## Stated exercise
Copy each line below in which the string "partie" occurs.

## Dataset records
□ □ □ □ □
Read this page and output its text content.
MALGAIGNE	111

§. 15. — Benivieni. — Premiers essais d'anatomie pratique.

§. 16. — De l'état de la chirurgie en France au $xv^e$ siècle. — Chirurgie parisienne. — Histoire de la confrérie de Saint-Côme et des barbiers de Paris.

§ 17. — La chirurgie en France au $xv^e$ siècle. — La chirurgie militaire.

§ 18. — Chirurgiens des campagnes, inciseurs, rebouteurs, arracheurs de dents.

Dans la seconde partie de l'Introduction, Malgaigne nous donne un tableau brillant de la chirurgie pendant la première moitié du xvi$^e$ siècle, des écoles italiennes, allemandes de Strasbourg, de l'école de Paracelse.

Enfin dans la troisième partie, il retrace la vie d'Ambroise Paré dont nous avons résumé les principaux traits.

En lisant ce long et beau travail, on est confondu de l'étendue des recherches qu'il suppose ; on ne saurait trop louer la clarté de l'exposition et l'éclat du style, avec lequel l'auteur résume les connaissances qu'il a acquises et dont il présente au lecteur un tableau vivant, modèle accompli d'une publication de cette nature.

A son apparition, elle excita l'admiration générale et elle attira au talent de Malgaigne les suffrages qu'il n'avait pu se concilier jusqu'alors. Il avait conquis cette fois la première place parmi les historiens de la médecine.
□ □ □ □ □
## Task result
Dans la seconde partie de l'Introduction, Malgaigne nous donne un tableau brillant de la chirurgie pendant la première moitié du xvi$^e$ siècle, des écoles italiennes, allemandes de Strasbourg, de l'école de Paracelse.
Enfin dans la troisième partie, il retrace la vie d'Ambroise Paré dont nous avons résumé les principaux traits.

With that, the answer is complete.